§ **THE INPUT**
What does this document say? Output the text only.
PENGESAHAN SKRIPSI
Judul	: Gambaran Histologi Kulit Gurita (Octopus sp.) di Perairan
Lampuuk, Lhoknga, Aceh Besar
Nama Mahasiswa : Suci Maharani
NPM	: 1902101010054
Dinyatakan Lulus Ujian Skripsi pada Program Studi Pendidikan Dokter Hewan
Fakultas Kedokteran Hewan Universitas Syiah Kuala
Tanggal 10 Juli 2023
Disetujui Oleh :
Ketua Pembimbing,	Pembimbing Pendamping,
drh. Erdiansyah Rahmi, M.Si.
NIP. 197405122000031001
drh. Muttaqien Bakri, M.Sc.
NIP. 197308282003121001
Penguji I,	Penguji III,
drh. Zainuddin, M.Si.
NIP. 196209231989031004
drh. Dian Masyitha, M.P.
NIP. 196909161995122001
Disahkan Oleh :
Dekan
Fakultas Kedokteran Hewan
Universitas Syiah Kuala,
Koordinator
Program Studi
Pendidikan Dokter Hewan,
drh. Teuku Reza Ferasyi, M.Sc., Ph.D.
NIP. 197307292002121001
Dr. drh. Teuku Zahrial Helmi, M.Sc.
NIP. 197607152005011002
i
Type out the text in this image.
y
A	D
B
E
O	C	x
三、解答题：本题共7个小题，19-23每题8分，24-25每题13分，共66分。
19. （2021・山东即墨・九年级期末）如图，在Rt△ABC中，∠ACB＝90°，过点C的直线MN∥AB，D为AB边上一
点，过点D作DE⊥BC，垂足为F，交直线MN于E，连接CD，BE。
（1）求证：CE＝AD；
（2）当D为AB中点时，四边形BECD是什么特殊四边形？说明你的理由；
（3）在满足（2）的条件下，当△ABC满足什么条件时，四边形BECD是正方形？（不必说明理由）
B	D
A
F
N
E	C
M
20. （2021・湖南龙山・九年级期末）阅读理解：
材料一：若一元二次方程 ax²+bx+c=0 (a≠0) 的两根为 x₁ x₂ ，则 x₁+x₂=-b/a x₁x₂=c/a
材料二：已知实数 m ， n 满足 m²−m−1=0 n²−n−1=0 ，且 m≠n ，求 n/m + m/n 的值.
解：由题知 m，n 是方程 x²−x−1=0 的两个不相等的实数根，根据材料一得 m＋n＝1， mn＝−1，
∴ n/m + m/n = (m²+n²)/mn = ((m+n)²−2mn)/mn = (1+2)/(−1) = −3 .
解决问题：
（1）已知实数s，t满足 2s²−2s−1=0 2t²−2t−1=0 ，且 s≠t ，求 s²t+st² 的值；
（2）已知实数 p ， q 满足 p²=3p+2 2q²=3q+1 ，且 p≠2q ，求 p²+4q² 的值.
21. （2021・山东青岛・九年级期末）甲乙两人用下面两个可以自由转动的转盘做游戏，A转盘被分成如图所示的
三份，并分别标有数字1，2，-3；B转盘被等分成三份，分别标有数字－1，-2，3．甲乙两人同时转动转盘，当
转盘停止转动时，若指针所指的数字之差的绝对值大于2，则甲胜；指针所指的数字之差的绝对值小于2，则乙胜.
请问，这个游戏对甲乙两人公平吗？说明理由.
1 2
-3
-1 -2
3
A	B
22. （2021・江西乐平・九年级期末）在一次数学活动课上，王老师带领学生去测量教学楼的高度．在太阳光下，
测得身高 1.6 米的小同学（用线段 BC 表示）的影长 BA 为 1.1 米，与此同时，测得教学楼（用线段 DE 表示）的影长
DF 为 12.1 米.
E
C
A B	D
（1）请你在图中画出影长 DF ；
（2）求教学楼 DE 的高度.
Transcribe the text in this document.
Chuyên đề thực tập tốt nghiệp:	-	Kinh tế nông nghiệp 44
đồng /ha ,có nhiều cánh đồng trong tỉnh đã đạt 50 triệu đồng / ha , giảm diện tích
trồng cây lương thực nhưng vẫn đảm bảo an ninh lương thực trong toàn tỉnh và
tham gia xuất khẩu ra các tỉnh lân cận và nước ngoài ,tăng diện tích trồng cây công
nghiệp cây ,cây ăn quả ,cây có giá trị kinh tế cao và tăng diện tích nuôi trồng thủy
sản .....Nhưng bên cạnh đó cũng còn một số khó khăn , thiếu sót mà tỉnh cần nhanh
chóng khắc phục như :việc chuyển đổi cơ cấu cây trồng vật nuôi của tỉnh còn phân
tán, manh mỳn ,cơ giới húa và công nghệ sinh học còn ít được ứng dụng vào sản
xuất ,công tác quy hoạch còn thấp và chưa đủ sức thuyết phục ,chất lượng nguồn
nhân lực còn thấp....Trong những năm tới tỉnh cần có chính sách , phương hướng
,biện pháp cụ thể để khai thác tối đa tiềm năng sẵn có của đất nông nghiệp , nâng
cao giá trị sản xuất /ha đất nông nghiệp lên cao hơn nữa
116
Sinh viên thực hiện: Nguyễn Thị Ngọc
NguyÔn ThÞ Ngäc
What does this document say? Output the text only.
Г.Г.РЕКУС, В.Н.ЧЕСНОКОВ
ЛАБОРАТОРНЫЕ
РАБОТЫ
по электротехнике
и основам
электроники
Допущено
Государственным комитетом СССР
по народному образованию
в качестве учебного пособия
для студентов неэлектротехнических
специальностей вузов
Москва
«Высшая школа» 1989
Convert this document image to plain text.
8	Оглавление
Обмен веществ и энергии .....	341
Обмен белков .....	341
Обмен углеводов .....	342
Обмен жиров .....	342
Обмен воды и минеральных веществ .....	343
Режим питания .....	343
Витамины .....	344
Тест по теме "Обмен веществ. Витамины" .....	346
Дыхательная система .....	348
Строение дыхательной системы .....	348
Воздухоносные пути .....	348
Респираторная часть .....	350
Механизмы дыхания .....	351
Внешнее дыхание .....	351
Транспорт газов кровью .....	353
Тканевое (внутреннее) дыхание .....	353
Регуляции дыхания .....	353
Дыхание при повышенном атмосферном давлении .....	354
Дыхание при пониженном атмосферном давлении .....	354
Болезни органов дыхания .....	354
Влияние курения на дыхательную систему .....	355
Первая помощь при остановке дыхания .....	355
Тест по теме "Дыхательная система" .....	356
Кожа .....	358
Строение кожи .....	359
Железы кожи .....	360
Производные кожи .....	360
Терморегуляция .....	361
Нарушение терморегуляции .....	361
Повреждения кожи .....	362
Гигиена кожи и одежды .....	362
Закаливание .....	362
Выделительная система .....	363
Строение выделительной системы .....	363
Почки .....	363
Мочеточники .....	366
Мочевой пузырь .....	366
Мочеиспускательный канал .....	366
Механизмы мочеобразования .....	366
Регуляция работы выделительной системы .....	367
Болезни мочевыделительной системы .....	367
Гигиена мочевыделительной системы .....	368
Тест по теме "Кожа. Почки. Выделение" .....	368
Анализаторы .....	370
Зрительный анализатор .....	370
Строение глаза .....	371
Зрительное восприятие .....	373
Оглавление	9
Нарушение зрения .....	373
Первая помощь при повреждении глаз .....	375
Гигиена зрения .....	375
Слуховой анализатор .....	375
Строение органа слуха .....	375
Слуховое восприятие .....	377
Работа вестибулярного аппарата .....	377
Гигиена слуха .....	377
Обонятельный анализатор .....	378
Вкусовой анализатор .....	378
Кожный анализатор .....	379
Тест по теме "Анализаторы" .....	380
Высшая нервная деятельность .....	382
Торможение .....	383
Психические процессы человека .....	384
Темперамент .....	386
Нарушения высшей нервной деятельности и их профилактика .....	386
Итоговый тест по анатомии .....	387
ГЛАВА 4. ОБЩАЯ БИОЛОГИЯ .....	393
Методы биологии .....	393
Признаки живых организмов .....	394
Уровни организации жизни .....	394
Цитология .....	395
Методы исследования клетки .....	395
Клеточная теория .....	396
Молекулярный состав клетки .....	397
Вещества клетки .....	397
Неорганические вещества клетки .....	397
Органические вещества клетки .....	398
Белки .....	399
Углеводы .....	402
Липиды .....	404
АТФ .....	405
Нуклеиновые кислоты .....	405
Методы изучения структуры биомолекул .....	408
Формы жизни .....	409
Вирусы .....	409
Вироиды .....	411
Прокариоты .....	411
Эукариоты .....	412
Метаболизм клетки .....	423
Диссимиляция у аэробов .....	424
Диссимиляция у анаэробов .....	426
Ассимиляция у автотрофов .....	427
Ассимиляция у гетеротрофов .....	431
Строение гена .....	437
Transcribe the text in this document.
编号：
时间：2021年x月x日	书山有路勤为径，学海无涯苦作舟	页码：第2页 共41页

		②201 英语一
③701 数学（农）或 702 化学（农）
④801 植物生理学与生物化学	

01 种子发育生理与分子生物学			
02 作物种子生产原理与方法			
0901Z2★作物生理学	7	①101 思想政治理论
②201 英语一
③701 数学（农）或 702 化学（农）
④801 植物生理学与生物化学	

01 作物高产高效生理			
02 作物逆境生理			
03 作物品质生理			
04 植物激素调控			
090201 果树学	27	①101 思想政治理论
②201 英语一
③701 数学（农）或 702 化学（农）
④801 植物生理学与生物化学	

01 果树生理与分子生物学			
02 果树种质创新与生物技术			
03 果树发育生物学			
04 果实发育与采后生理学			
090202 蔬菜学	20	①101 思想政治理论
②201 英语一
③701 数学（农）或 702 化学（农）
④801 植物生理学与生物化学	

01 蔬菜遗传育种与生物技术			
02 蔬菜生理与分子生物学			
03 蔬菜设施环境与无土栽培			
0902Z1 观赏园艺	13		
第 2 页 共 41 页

§ **YOUR INSTRUCTIONS**
Copy every line of the data that holds the string "Диссимиляция".

§ **RESPONSE BELOW**
Диссимиляция у аэробов .....	424
Диссимиляция у анаэробов .....	426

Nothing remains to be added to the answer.